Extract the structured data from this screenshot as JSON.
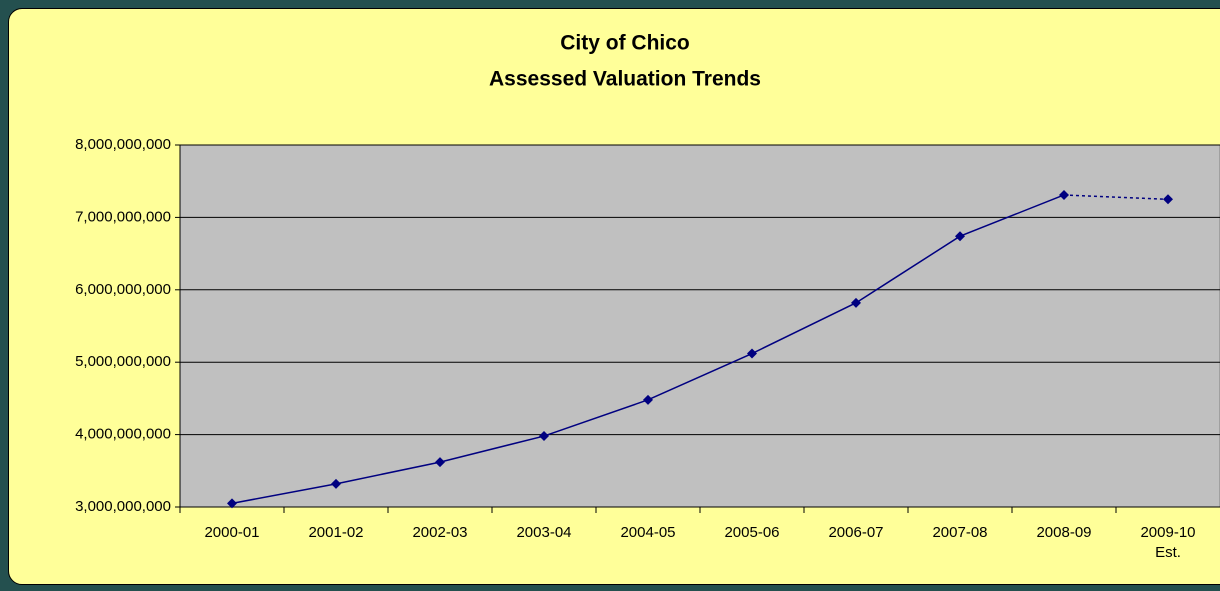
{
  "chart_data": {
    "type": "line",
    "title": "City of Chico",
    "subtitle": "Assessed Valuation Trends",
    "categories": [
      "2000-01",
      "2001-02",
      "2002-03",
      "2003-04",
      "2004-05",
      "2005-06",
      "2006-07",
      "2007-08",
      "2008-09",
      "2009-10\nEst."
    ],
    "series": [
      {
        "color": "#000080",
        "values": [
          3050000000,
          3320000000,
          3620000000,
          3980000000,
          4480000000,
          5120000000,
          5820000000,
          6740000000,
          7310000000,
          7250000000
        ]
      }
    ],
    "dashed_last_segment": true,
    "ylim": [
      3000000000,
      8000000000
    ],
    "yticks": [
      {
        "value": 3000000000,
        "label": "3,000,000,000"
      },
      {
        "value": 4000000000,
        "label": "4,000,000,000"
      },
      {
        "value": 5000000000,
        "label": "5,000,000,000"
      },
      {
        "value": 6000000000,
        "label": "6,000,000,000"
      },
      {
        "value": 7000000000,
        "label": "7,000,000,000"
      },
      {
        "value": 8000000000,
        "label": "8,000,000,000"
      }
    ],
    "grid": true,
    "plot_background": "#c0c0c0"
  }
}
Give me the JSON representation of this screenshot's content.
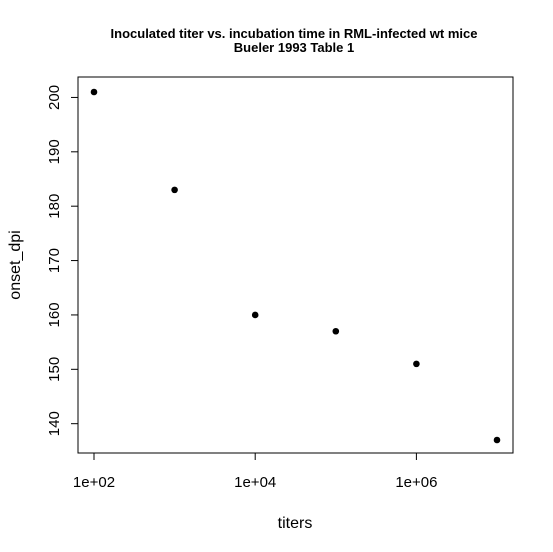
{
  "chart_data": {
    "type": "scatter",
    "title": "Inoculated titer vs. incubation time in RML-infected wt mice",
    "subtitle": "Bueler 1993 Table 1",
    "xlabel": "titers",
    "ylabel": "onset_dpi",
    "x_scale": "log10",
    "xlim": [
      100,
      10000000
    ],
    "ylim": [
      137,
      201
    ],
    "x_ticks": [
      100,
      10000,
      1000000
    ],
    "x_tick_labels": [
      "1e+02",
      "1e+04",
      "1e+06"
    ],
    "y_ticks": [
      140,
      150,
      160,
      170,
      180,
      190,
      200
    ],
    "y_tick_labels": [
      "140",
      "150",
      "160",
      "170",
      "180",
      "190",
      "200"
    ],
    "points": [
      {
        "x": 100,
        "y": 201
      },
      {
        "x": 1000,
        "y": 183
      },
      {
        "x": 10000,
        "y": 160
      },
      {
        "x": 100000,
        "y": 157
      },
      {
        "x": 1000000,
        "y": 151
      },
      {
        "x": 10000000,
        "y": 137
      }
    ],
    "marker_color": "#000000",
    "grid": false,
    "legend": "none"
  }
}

--*--

EXERCISE PROMPT => Every line of the data above should be quoted exactly. Omit the pictures.

THE REPLY =>
Extract the structured data from this screenshot as JSON.
{
  "chart_data": {
    "type": "line",
    "title": "City of Chico",
    "subtitle": "Assessed Valuation Trends",
    "categories": [
      "2000-01",
      "2001-02",
      "2002-03",
      "2003-04",
      "2004-05",
      "2005-06",
      "2006-07",
      "2007-08",
      "2008-09",
      "2009-10\nEst."
    ],
    "series": [
      {
        "color": "#000080",
        "values": [
          3050000000,
          3320000000,
          3620000000,
          3980000000,
          4480000000,
          5120000000,
          5820000000,
          6740000000,
          7310000000,
          7250000000
        ]
      }
    ],
    "dashed_last_segment": true,
    "ylim": [
      3000000000,
      8000000000
    ],
    "yticks": [
      {
        "value": 3000000000,
        "label": "3,000,000,000"
      },
      {
        "value": 4000000000,
        "label": "4,000,000,000"
      },
      {
        "value": 5000000000,
        "label": "5,000,000,000"
      },
      {
        "value": 6000000000,
        "label": "6,000,000,000"
      },
      {
        "value": 7000000000,
        "label": "7,000,000,000"
      },
      {
        "value": 8000000000,
        "label": "8,000,000,000"
      }
    ],
    "grid": true,
    "plot_background": "#c0c0c0"
  }
}
Give me the JSON representation of this screenshot's content.
{
  "chart_data": {
    "type": "scatter",
    "title": "Inoculated titer vs. incubation time in RML-infected wt mice",
    "subtitle": "Bueler 1993 Table 1",
    "xlabel": "titers",
    "ylabel": "onset_dpi",
    "x_scale": "log10",
    "xlim": [
      100,
      10000000
    ],
    "ylim": [
      137,
      201
    ],
    "x_ticks": [
      100,
      10000,
      1000000
    ],
    "x_tick_labels": [
      "1e+02",
      "1e+04",
      "1e+06"
    ],
    "y_ticks": [
      140,
      150,
      160,
      170,
      180,
      190,
      200
    ],
    "y_tick_labels": [
      "140",
      "150",
      "160",
      "170",
      "180",
      "190",
      "200"
    ],
    "points": [
      {
        "x": 100,
        "y": 201
      },
      {
        "x": 1000,
        "y": 183
      },
      {
        "x": 10000,
        "y": 160
      },
      {
        "x": 100000,
        "y": 157
      },
      {
        "x": 1000000,
        "y": 151
      },
      {
        "x": 10000000,
        "y": 137
      }
    ],
    "marker_color": "#000000",
    "grid": false,
    "legend": "none"
  }
}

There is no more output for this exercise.